Task brief - Identify the lines that contain the word "page", then copy them.

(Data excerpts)
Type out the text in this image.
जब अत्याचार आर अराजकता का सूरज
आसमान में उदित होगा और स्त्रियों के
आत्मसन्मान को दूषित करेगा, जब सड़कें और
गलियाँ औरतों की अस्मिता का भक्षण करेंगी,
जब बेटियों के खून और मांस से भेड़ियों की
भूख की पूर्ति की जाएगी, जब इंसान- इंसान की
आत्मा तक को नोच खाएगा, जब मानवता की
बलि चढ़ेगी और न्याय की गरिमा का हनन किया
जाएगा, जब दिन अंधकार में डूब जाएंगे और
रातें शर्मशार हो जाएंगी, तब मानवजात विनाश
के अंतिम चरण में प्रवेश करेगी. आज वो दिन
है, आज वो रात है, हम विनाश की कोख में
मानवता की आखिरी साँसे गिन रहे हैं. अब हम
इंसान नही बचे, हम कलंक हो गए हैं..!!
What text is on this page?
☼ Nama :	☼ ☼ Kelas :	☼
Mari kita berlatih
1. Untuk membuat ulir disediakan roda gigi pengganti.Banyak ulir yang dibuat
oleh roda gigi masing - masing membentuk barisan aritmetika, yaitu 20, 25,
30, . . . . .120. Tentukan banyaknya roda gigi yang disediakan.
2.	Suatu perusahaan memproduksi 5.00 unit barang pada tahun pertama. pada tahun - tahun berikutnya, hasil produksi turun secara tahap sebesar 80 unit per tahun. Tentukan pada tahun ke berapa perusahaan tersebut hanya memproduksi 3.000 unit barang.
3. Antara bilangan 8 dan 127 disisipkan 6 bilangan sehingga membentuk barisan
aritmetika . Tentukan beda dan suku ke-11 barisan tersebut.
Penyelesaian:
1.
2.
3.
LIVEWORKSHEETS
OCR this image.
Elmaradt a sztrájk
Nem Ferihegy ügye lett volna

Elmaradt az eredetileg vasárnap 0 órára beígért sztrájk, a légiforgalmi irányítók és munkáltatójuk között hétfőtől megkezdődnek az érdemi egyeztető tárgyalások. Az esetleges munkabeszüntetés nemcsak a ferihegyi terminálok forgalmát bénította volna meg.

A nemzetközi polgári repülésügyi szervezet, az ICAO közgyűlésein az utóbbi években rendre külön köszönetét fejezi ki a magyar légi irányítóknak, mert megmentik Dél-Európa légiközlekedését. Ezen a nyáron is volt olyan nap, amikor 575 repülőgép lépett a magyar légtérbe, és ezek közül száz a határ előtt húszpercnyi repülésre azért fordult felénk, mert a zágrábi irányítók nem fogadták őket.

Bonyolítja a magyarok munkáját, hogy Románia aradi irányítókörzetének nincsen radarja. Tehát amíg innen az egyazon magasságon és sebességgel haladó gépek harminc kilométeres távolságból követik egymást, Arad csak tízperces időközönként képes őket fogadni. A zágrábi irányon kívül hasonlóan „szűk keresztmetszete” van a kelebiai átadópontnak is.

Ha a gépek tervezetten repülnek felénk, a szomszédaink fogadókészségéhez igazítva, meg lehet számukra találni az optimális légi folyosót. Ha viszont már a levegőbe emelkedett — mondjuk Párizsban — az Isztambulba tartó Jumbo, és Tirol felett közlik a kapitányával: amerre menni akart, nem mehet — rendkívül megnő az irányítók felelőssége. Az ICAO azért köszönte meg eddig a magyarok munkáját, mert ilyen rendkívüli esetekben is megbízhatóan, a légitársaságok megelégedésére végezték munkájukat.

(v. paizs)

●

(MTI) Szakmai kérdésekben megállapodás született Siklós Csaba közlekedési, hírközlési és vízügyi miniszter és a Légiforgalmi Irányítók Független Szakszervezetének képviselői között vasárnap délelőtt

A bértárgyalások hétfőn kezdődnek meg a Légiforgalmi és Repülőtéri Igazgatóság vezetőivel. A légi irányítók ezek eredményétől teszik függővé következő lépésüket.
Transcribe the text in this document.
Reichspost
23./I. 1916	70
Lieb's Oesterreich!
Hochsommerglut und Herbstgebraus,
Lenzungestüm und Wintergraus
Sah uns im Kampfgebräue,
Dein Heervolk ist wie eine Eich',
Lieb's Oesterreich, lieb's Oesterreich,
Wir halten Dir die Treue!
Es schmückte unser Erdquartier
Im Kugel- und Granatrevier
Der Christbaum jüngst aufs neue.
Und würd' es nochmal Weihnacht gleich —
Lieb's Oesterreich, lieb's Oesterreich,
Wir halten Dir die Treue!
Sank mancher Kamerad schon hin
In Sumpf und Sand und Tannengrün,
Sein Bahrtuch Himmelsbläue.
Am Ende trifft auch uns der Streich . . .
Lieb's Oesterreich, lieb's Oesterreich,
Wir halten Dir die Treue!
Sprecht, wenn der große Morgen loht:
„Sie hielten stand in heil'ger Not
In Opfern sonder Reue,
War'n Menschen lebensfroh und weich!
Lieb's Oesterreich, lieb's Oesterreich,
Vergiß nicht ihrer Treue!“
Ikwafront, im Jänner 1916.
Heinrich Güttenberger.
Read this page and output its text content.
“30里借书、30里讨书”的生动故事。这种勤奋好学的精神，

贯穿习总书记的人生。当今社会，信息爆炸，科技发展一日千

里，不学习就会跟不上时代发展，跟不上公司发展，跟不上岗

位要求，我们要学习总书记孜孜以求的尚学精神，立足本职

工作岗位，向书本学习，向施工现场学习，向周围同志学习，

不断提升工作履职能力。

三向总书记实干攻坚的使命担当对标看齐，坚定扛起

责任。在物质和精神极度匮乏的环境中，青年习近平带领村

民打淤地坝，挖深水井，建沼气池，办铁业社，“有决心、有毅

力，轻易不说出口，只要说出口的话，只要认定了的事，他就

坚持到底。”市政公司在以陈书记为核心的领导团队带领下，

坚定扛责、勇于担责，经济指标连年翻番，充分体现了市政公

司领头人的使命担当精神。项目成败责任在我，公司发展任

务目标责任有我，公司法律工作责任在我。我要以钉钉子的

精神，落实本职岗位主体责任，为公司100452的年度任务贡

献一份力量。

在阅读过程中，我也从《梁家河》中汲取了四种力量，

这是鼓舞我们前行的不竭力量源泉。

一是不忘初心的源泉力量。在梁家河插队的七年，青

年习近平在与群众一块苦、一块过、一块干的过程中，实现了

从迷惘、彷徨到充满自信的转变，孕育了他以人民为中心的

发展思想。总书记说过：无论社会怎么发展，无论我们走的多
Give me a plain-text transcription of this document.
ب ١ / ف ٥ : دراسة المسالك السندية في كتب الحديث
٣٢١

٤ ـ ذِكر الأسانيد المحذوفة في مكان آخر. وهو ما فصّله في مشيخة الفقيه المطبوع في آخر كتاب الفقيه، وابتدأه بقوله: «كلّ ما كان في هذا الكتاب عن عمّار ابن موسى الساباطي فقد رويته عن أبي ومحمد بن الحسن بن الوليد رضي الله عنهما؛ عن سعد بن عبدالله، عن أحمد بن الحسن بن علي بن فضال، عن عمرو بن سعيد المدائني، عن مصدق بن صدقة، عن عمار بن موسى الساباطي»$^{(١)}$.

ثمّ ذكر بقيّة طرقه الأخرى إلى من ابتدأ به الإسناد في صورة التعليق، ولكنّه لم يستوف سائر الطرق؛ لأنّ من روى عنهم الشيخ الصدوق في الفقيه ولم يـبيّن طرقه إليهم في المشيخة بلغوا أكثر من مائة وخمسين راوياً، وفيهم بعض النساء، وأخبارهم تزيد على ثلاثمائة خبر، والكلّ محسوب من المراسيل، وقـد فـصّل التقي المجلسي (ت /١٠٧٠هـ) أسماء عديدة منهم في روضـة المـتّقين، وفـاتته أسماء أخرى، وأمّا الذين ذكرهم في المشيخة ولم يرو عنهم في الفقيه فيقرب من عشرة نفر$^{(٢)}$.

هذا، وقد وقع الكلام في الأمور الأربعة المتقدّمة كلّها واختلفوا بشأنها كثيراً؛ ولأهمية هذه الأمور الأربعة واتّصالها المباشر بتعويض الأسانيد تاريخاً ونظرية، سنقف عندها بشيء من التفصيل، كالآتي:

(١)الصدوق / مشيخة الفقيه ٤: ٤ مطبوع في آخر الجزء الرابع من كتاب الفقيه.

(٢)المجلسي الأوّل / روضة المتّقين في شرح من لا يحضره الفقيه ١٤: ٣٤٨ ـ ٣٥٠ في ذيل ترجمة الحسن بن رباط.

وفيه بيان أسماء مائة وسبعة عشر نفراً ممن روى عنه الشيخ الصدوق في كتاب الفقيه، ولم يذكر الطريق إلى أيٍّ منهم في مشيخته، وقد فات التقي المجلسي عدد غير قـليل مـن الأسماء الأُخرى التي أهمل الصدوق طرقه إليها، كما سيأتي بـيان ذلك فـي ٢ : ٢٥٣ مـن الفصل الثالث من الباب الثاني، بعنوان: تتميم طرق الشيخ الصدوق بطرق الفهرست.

Result of this exercise -
What text is on this page?
Read this page and output its text content.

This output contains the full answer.